### EXERCISE AIM
Scan the records and identify every line in which the string "носа" occurs, then return those lines.

### SUPPLIED INFORMATION
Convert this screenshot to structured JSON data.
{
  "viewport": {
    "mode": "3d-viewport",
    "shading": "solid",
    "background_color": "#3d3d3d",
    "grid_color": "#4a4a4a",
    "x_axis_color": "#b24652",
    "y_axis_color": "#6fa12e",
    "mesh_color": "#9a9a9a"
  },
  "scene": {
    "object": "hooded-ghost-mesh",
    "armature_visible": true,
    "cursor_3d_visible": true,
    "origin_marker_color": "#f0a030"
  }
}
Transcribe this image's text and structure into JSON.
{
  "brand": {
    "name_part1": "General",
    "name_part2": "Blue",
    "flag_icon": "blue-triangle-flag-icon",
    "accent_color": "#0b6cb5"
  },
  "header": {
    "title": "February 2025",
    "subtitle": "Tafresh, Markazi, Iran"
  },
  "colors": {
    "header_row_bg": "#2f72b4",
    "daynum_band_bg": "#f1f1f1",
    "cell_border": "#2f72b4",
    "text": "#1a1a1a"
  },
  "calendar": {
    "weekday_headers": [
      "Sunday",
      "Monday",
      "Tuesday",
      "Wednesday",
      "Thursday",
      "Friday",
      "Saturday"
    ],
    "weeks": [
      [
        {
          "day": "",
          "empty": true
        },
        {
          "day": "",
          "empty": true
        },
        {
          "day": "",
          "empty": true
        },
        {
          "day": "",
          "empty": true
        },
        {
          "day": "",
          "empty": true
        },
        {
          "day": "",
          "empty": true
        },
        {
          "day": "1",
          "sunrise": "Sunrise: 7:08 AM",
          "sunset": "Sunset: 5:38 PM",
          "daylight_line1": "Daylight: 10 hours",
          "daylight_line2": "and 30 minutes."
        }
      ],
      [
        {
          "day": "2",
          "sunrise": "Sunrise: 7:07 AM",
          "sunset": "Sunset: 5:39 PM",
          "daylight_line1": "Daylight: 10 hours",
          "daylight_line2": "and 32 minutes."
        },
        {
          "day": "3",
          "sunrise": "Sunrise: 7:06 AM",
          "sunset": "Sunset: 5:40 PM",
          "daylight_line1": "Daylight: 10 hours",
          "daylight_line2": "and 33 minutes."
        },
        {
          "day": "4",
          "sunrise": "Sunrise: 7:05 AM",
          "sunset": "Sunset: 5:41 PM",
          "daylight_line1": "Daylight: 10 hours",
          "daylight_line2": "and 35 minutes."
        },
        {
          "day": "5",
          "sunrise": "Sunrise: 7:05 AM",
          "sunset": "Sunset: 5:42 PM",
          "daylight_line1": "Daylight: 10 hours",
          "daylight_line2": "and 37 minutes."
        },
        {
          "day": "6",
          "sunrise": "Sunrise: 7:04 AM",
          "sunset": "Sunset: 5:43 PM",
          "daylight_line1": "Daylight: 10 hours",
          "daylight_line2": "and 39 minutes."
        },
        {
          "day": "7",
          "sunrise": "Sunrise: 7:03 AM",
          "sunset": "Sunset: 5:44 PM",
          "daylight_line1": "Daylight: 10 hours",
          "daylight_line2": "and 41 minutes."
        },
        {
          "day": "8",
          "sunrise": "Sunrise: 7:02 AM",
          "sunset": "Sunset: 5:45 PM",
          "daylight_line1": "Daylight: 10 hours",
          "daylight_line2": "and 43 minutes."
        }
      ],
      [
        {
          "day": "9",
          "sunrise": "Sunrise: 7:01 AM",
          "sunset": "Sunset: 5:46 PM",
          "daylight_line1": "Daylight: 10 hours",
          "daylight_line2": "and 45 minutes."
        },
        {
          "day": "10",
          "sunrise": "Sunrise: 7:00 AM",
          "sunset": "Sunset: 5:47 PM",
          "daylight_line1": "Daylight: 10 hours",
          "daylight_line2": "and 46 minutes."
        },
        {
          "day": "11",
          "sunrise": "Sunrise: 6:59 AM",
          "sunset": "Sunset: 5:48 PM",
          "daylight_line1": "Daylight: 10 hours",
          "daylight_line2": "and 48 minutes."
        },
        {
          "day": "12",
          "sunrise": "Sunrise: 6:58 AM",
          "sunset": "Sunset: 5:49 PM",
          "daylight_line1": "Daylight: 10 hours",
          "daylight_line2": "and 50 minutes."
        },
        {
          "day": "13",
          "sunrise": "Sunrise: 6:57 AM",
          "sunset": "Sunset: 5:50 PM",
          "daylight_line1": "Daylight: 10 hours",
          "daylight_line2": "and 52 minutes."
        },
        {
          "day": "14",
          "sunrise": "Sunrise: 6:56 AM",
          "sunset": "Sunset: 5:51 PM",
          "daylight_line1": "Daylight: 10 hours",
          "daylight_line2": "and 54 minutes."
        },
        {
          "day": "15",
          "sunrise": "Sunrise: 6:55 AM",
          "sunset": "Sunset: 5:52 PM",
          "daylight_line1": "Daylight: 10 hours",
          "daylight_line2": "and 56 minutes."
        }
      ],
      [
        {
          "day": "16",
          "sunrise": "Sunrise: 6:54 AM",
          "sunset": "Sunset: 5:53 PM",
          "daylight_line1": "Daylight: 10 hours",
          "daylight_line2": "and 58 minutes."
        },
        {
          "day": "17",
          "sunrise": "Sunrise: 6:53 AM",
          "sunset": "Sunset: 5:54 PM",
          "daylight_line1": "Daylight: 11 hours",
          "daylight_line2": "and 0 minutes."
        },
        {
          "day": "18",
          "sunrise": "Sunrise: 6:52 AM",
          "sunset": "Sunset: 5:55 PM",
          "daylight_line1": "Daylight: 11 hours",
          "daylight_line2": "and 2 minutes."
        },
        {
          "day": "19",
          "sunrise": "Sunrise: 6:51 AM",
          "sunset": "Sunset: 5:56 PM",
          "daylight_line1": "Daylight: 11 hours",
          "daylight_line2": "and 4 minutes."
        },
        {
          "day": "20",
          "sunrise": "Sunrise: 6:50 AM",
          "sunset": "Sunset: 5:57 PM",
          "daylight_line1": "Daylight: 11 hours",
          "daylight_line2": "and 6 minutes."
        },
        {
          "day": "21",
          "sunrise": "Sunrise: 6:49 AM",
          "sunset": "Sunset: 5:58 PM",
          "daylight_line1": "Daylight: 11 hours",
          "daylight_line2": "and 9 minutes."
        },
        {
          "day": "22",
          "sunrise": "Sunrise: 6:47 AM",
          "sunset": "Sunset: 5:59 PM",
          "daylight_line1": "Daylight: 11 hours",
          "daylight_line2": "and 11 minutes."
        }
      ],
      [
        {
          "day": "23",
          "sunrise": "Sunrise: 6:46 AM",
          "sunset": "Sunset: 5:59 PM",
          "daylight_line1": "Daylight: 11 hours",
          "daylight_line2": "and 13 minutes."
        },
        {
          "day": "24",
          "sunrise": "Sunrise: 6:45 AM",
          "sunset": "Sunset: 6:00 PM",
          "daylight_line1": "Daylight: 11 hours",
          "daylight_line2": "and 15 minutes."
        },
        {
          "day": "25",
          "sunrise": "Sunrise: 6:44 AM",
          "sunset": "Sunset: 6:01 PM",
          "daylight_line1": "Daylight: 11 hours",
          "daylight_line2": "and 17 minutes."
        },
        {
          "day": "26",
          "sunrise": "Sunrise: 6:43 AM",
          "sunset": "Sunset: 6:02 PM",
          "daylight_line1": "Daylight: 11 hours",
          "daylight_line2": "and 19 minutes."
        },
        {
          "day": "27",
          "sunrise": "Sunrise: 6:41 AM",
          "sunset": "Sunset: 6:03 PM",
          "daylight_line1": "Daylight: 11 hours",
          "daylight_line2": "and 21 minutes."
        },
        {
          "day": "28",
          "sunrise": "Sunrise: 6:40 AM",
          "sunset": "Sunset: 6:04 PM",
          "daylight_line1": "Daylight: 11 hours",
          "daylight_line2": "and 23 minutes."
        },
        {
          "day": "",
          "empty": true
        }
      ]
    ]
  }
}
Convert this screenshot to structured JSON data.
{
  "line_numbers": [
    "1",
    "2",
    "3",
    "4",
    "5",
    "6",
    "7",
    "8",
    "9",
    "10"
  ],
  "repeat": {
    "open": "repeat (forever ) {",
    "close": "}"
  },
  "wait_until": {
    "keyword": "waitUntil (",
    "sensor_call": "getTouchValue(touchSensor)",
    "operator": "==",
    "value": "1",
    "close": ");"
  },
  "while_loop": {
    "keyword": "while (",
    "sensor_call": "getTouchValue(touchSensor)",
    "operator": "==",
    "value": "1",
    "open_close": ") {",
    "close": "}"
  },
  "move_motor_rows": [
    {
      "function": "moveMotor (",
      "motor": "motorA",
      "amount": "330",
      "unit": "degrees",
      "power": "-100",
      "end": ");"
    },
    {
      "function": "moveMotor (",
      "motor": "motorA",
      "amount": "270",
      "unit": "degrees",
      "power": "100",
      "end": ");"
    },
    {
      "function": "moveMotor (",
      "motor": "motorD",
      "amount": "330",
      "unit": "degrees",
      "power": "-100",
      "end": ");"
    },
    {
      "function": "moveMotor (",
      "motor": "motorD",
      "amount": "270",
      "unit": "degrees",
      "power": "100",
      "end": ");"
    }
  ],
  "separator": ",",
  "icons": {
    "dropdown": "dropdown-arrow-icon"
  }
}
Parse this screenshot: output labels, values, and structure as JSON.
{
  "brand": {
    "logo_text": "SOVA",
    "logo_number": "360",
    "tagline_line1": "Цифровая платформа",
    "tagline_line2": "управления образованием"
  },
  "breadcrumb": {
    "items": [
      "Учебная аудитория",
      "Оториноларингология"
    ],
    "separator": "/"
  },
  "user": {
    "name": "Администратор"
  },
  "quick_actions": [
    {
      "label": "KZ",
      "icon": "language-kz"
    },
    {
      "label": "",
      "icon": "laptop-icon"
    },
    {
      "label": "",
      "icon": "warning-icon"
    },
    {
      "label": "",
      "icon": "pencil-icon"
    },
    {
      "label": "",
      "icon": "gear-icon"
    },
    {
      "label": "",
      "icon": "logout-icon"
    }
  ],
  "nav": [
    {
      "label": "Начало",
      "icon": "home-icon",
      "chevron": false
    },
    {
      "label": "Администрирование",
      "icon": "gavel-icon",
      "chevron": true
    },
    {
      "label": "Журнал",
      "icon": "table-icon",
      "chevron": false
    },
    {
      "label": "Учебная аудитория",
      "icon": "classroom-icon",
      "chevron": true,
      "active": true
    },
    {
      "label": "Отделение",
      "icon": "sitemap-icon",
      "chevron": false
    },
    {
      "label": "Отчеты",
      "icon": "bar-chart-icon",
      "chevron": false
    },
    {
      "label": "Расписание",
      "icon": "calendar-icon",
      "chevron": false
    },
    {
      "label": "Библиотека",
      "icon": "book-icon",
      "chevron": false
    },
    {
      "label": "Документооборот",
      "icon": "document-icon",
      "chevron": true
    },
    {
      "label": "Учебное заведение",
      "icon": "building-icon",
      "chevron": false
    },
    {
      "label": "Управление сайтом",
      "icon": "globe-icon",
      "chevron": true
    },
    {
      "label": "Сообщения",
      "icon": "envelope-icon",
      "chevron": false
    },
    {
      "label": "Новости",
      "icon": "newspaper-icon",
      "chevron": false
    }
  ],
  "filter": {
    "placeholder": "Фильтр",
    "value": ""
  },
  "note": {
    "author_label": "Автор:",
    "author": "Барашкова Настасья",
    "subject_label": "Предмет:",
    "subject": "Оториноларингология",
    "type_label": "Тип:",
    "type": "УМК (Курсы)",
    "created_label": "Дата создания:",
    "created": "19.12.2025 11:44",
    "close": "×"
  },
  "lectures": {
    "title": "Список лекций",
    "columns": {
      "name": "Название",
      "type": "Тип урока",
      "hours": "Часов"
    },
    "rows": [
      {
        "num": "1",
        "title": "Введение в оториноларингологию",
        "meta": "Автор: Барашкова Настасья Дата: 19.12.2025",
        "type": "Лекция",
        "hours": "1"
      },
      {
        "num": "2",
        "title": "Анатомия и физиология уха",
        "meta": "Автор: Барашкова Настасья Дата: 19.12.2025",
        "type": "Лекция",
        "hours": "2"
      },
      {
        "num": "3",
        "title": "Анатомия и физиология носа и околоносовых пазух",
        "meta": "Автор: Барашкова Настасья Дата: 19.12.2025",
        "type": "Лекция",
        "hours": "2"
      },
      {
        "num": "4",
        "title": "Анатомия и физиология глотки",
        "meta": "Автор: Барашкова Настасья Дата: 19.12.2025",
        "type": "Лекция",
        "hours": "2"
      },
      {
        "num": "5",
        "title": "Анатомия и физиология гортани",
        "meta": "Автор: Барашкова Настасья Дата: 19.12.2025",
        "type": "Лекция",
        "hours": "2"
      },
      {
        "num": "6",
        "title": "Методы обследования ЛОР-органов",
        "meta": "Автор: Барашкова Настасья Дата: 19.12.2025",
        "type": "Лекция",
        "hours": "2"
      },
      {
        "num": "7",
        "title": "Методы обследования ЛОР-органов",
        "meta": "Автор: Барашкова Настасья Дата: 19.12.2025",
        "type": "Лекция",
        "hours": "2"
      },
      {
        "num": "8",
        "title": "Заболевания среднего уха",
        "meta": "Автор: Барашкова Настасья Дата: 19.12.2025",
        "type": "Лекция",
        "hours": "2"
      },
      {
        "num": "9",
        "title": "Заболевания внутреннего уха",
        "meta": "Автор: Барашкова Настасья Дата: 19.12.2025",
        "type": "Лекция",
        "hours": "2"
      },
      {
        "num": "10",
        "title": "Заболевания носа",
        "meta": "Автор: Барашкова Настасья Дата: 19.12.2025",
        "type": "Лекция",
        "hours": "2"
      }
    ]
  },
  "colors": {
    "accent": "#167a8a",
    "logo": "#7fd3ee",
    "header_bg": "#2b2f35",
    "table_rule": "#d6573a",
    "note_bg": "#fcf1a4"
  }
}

### ANSWER
        "title": "Анатомия и физиология носа и околоносовых пазух",
        "title": "Заболевания носа",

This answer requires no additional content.